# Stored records
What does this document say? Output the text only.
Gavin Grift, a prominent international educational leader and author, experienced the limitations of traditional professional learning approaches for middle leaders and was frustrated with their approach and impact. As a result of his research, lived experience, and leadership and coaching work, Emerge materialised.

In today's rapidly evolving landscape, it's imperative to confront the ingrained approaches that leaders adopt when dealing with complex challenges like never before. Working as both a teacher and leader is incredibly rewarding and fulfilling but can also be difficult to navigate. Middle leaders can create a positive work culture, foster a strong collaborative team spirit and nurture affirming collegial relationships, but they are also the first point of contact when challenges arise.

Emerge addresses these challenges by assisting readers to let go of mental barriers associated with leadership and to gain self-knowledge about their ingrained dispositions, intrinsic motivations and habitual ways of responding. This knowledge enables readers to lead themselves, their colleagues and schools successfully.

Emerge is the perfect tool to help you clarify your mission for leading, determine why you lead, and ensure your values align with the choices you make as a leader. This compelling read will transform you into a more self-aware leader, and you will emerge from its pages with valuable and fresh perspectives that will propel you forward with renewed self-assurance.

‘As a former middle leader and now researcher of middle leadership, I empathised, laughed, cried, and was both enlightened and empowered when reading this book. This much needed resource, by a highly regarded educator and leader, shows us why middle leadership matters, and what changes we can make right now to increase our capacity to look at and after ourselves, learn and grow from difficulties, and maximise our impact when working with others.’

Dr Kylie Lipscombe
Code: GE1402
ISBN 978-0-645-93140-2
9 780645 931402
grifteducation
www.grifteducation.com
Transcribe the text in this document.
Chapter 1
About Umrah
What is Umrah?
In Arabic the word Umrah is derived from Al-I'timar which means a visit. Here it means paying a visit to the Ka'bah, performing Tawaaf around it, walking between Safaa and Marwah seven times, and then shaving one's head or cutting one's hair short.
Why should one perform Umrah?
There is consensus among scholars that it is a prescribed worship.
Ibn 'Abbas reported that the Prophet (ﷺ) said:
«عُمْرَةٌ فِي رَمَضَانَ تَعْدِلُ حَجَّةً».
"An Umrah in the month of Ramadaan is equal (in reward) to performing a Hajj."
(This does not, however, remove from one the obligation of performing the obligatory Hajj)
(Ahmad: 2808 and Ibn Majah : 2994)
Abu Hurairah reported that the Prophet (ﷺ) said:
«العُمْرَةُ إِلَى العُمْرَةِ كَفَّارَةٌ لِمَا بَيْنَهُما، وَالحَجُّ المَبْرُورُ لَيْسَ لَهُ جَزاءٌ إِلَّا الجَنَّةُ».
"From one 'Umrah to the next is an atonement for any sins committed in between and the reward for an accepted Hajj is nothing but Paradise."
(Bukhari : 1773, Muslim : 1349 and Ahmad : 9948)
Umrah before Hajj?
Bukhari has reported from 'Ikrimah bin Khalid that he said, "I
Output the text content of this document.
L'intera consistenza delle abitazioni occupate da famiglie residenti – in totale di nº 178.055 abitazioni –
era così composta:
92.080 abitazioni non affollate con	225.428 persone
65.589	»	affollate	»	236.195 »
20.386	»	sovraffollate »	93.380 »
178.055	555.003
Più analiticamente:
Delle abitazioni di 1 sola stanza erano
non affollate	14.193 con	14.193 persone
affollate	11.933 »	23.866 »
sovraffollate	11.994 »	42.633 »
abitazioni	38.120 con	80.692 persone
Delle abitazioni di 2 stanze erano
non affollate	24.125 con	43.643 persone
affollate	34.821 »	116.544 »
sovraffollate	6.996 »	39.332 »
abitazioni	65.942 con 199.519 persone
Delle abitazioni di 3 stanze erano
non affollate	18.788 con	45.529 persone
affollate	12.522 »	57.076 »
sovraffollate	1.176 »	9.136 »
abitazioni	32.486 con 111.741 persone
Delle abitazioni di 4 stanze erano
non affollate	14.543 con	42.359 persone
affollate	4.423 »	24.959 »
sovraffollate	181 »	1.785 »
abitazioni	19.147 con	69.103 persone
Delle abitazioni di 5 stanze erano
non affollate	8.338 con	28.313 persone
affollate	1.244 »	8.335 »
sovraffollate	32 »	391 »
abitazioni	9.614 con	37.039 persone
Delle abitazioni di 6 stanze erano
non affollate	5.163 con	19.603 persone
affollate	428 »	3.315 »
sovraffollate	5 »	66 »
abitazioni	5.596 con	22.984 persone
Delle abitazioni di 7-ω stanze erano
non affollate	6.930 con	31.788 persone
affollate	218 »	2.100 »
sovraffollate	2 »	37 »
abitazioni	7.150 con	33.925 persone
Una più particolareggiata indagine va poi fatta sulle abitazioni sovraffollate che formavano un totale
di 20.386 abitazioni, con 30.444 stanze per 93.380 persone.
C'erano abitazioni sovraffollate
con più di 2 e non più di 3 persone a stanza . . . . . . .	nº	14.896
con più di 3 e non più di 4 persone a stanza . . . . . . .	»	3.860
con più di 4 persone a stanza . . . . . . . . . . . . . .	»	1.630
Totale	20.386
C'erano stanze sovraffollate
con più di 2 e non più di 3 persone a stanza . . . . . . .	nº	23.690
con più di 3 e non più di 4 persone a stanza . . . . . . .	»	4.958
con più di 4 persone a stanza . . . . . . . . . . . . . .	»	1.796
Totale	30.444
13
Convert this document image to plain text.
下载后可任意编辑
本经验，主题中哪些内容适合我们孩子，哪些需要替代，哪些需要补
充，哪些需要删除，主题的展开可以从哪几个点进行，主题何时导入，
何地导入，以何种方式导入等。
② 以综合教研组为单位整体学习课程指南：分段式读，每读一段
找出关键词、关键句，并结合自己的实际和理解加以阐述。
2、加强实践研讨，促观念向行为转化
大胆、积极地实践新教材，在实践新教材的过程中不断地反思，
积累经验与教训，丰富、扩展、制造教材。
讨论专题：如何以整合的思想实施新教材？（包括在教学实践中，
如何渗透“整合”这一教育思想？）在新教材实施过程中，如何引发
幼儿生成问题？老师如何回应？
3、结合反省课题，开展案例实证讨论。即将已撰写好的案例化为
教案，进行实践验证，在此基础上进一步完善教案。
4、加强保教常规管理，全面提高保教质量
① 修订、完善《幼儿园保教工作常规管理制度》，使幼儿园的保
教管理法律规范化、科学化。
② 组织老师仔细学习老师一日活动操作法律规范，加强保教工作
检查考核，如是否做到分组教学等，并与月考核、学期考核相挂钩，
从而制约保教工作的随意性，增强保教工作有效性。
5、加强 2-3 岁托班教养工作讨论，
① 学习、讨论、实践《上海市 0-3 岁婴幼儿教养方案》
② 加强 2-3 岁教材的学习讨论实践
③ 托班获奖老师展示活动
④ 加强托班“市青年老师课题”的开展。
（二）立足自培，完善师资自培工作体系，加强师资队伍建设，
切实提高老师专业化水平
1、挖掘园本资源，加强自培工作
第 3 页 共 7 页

# Work to complete
Each line above that includes "Prophet" should be shown.

# Exercise solution
Ibn 'Abbas reported that the Prophet (ﷺ) said:
Abu Hurairah reported that the Prophet (ﷺ) said:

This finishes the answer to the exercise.